## DO THIS
Write out every line below that includes the word "desc".

(Rows from a dataset)
=-=-=-=-=

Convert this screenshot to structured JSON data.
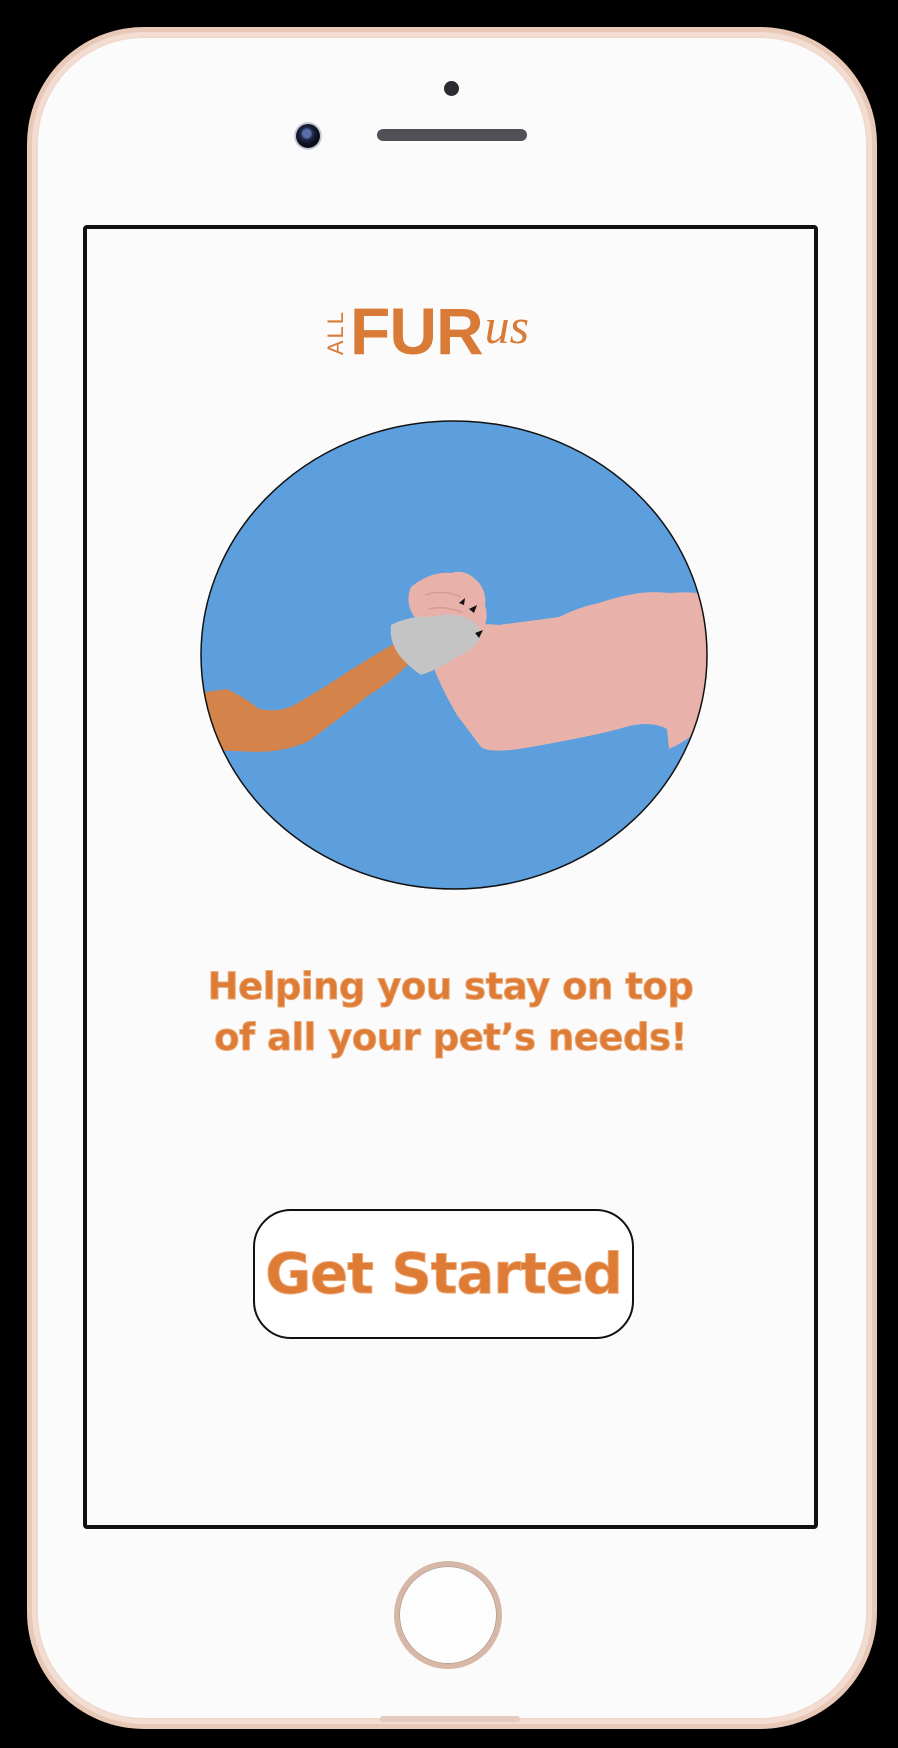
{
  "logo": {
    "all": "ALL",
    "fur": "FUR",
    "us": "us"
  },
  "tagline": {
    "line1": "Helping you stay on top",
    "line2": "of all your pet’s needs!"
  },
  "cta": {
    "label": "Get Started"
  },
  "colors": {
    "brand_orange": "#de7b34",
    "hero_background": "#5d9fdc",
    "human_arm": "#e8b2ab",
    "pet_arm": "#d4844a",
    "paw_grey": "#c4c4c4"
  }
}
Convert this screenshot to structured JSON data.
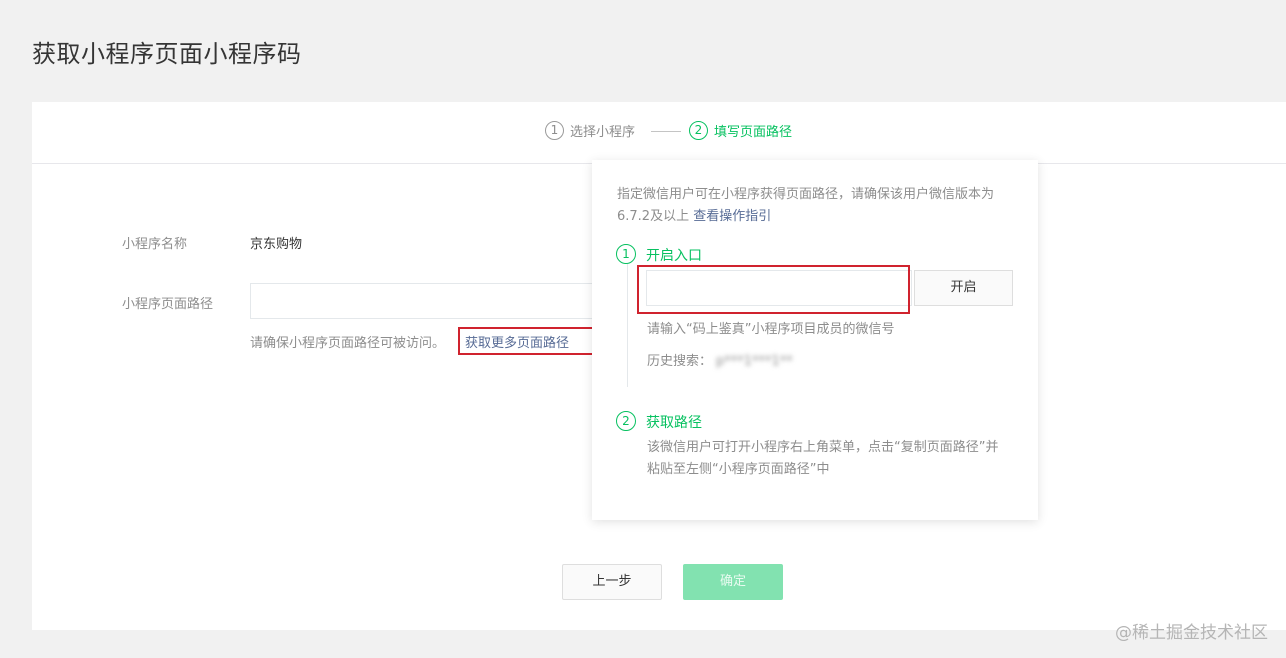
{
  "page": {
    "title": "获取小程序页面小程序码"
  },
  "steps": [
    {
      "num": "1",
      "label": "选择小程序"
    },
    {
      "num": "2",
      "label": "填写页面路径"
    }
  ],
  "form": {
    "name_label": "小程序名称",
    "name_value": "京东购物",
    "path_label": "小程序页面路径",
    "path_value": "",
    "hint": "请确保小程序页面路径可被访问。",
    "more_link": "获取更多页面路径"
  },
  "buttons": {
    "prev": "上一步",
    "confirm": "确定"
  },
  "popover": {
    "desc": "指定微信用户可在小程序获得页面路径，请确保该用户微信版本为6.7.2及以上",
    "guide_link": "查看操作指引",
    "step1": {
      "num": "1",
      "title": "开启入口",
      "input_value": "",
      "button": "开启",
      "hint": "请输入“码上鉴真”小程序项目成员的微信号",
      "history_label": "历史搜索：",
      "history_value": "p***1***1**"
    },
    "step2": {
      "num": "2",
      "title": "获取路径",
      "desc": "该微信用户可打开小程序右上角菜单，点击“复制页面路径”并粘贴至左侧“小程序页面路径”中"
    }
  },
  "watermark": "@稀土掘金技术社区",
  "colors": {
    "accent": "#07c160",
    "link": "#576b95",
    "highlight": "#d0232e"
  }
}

=-=-=-=-=

## RESULT OF THIS EXERCISE
    "desc": "指定微信用户可在小程序获得页面路径，请确保该用户微信版本为6.7.2及以上",
      "desc": "该微信用户可打开小程序右上角菜单，点击“复制页面路径”并粘贴至左侧“小程序页面路径”中"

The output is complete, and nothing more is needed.